▶ **Your goal**: Extract the complete listing and output it unchanged.

>>>

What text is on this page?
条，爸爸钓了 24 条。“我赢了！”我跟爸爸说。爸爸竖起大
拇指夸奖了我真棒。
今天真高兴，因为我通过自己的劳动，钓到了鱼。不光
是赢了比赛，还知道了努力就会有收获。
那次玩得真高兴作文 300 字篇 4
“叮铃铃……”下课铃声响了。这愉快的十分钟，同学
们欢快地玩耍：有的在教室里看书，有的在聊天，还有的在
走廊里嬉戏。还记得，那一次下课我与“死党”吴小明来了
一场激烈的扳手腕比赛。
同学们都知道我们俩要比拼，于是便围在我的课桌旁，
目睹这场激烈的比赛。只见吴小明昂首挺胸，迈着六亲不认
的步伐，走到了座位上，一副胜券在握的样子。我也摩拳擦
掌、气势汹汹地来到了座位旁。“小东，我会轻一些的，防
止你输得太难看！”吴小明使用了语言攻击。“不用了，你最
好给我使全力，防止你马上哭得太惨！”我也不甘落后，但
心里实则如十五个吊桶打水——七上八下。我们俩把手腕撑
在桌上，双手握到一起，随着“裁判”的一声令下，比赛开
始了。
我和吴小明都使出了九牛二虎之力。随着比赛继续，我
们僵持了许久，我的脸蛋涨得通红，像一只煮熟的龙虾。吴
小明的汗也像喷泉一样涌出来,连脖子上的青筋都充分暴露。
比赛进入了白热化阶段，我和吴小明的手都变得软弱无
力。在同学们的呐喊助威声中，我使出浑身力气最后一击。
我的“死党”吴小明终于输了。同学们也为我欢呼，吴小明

<<<

▶ **Full answer**:
What text is on this page?
条，爸爸钓了 24 条。“我赢了！”我跟爸爸说。爸爸竖起大
拇指夸奖了我真棒。
今天真高兴，因为我通过自己的劳动，钓到了鱼。不光
是赢了比赛，还知道了努力就会有收获。
那次玩得真高兴作文 300 字篇 4
“叮铃铃……”下课铃声响了。这愉快的十分钟，同学
们欢快地玩耍：有的在教室里看书，有的在聊天，还有的在
走廊里嬉戏。还记得，那一次下课我与“死党”吴小明来了
一场激烈的扳手腕比赛。
同学们都知道我们俩要比拼，于是便围在我的课桌旁，
目睹这场激烈的比赛。只见吴小明昂首挺胸，迈着六亲不认
的步伐，走到了座位上，一副胜券在握的样子。我也摩拳擦
掌、气势汹汹地来到了座位旁。“小东，我会轻一些的，防
止你输得太难看！”吴小明使用了语言攻击。“不用了，你最
好给我使全力，防止你马上哭得太惨！”我也不甘落后，但
心里实则如十五个吊桶打水——七上八下。我们俩把手腕撑
在桌上，双手握到一起，随着“裁判”的一声令下，比赛开
始了。
我和吴小明都使出了九牛二虎之力。随着比赛继续，我
们僵持了许久，我的脸蛋涨得通红，像一只煮熟的龙虾。吴
小明的汗也像喷泉一样涌出来,连脖子上的青筋都充分暴露。
比赛进入了白热化阶段，我和吴小明的手都变得软弱无
力。在同学们的呐喊助威声中，我使出浑身力气最后一击。
我的“死党”吴小明终于输了。同学们也为我欢呼，吴小明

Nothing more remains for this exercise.